題目

Design a stack that supports push, pop, top, and retrieving the minimum element in constant time.

• push(x) -- Push element x onto stack.
• pop() -- Removes the element on top of the stack.
• top() -- Get the top element.
• getMin() -- Retrieve the minimum element in the stack.

Example:

MinStack minStack = new MinStack();
minStack.push(-2);
minStack.push(0);
minStack.push(-3);
minStack.getMin();   --> Returns -3.
minStack.pop();
minStack.top();      --> Returns 0.
minStack.getMin();   --> Returns -2.

思路：

1. 這道題是design的題，以前只遇到過一次，design的題還是得多做
2. 里面有一個trick是怎么用常數時間去get（min）， python里面用tuple去存

Python

class MinStack(object):

    def __init__(self):
        """
        initialize your data structure here.
        """
        self.s = []
        

    def push(self, x):
        """
        :type x: int
        :rtype: void
        """
        curmin = self.getMin()

» **问题与任务**:
[a] 下面三句话是否符合最小栈题解的内容？每句回答“是”或“否”，并原样引出题解中起决定作用的字句。
(i) 示例中依次压入 -2、0、-3 之后，getMin() 返回 -3。
(ii) 作者说自己以前从来没做过 design 类的题。
(iii) 作者提到，在 Python 里用列表来存，是常数时间取最小值的技巧。
[b] 接着写最小栈题解里没写完的 Python 代码，补完 push 方法，再写出 pop、top 和 getMin 三个方法。
数据是另外的材料，跟最小栈题解没有关系。

» **收集的数据**:
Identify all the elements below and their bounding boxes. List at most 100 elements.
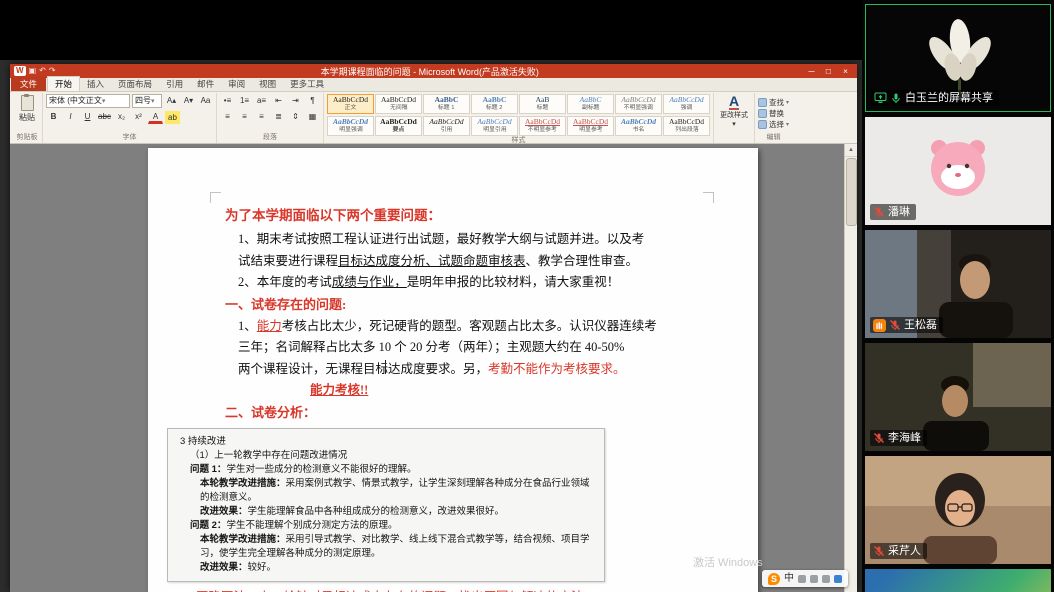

» **练习结果**:
[a]
(i) 是：“minStack.getMin();   --> Returns -3.”
(ii) 否：“以前只遇到過一次”
(iii) 否：“python里面用tuple去存”

[b]
        if curmin == None or x < curmin:
            curmin = x
        self.s.append((x,curmin))
        

    def pop(self):
        """
        :rtype: void
        """
        self.s.pop()

    def top(self):
        """
        :rtype: int
        """
        if not self.s: return None
        return self.s[-1][0]

    def getMin(self):
        """
        :rtype: int
        """
        if not self.s: return None
        return self.s[-1][1]


# Your MinStack object will be instantiated and called as such:
# obj = MinStack()
# obj.push(x)
# obj.pop()
# param_3 = obj.top()
# param_4 = obj.getMin()